WORK TO BE COMPLETED — Copy out all the entries exactly.

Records
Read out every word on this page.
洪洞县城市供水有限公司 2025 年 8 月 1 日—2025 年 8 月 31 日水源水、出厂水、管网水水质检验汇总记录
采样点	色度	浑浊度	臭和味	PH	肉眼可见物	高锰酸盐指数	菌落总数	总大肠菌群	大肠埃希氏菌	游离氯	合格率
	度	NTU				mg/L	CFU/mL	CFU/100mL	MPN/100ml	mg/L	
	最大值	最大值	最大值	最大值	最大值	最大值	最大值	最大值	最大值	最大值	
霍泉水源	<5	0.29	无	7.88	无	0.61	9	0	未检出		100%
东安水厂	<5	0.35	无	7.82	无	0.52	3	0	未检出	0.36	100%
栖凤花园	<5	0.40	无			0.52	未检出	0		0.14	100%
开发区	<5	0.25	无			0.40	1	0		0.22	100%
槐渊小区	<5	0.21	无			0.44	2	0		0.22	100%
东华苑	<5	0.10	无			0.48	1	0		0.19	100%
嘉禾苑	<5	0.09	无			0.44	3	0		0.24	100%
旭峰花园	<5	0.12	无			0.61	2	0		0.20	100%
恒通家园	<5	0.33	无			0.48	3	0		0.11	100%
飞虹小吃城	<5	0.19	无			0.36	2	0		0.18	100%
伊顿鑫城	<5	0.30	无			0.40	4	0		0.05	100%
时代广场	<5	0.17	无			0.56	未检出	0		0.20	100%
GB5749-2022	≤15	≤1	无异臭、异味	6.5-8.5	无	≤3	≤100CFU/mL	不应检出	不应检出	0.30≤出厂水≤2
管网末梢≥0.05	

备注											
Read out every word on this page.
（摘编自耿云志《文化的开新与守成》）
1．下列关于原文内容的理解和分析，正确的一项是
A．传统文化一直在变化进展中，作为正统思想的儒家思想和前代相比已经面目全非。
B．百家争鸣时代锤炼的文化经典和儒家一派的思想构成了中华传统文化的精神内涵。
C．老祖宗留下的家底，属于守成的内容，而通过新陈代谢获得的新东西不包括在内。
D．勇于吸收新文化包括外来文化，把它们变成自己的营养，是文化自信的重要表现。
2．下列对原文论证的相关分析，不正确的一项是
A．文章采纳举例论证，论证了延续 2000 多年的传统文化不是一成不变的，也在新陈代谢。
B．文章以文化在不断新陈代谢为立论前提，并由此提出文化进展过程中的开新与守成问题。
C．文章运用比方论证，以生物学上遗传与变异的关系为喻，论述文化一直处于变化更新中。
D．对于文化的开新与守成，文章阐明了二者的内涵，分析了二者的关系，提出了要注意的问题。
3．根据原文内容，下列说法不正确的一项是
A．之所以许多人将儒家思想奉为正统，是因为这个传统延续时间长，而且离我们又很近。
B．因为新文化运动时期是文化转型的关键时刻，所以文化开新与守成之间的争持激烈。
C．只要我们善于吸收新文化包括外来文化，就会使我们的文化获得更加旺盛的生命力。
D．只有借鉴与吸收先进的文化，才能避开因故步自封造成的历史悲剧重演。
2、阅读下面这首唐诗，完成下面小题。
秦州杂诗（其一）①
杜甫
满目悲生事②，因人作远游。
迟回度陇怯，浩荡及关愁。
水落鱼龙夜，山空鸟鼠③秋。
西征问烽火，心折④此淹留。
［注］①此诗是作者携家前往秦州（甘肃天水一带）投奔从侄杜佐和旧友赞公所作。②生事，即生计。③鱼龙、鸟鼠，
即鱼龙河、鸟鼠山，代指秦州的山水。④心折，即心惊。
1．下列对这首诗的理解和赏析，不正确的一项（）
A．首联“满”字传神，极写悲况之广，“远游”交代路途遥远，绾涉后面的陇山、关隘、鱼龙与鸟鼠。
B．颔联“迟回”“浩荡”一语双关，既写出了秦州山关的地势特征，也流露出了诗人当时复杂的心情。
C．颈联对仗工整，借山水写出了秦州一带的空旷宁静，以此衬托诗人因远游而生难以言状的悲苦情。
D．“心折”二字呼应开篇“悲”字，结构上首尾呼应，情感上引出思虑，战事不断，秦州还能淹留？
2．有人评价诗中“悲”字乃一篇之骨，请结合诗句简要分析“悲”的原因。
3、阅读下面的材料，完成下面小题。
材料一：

EXERCISE RESPONSE —
Read out every word on this page.
洪洞县城市供水有限公司 2025 年 8 月 1 日—2025 年 8 月 31 日水源水、出厂水、管网水水质检验汇总记录
采样点	色度	浑浊度	臭和味	PH	肉眼可见物	高锰酸盐指数	菌落总数	总大肠菌群	大肠埃希氏菌	游离氯	合格率
	度	NTU				mg/L	CFU/mL	CFU/100mL	MPN/100ml	mg/L	
	最大值	最大值	最大值	最大值	最大值	最大值	最大值	最大值	最大值	最大值	
霍泉水源	<5	0.29	无	7.88	无	0.61	9	0	未检出		100%
东安水厂	<5	0.35	无	7.82	无	0.52	3	0	未检出	0.36	100%
栖凤花园	<5	0.40	无			0.52	未检出	0		0.14	100%
开发区	<5	0.25	无			0.40	1	0		0.22	100%
槐渊小区	<5	0.21	无			0.44	2	0		0.22	100%
东华苑	<5	0.10	无			0.48	1	0		0.19	100%
嘉禾苑	<5	0.09	无			0.44	3	0		0.24	100%
旭峰花园	<5	0.12	无			0.61	2	0		0.20	100%
恒通家园	<5	0.33	无			0.48	3	0		0.11	100%
飞虹小吃城	<5	0.19	无			0.36	2	0		0.18	100%
伊顿鑫城	<5	0.30	无			0.40	4	0		0.05	100%
时代广场	<5	0.17	无			0.56	未检出	0		0.20	100%
GB5749-2022	≤15	≤1	无异臭、异味	6.5-8.5	无	≤3	≤100CFU/mL	不应检出	不应检出	0.30≤出厂水≤2
管网末梢≥0.05	

备注											
Read out every word on this page.
（摘编自耿云志《文化的开新与守成》）
1．下列关于原文内容的理解和分析，正确的一项是
A．传统文化一直在变化进展中，作为正统思想的儒家思想和前代相比已经面目全非。
B．百家争鸣时代锤炼的文化经典和儒家一派的思想构成了中华传统文化的精神内涵。
C．老祖宗留下的家底，属于守成的内容，而通过新陈代谢获得的新东西不包括在内。
D．勇于吸收新文化包括外来文化，把它们变成自己的营养，是文化自信的重要表现。
2．下列对原文论证的相关分析，不正确的一项是
A．文章采纳举例论证，论证了延续 2000 多年的传统文化不是一成不变的，也在新陈代谢。
B．文章以文化在不断新陈代谢为立论前提，并由此提出文化进展过程中的开新与守成问题。
C．文章运用比方论证，以生物学上遗传与变异的关系为喻，论述文化一直处于变化更新中。
D．对于文化的开新与守成，文章阐明了二者的内涵，分析了二者的关系，提出了要注意的问题。
3．根据原文内容，下列说法不正确的一项是
A．之所以许多人将儒家思想奉为正统，是因为这个传统延续时间长，而且离我们又很近。
B．因为新文化运动时期是文化转型的关键时刻，所以文化开新与守成之间的争持激烈。
C．只要我们善于吸收新文化包括外来文化，就会使我们的文化获得更加旺盛的生命力。
D．只有借鉴与吸收先进的文化，才能避开因故步自封造成的历史悲剧重演。
2、阅读下面这首唐诗，完成下面小题。
秦州杂诗（其一）①
杜甫
满目悲生事②，因人作远游。
迟回度陇怯，浩荡及关愁。
水落鱼龙夜，山空鸟鼠③秋。
西征问烽火，心折④此淹留。
［注］①此诗是作者携家前往秦州（甘肃天水一带）投奔从侄杜佐和旧友赞公所作。②生事，即生计。③鱼龙、鸟鼠，
即鱼龙河、鸟鼠山，代指秦州的山水。④心折，即心惊。
1．下列对这首诗的理解和赏析，不正确的一项（）
A．首联“满”字传神，极写悲况之广，“远游”交代路途遥远，绾涉后面的陇山、关隘、鱼龙与鸟鼠。
B．颔联“迟回”“浩荡”一语双关，既写出了秦州山关的地势特征，也流露出了诗人当时复杂的心情。
C．颈联对仗工整，借山水写出了秦州一带的空旷宁静，以此衬托诗人因远游而生难以言状的悲苦情。
D．“心折”二字呼应开篇“悲”字，结构上首尾呼应，情感上引出思虑，战事不断，秦州还能淹留？
2．有人评价诗中“悲”字乃一篇之骨，请结合诗句简要分析“悲”的原因。
3、阅读下面的材料，完成下面小题。
材料一：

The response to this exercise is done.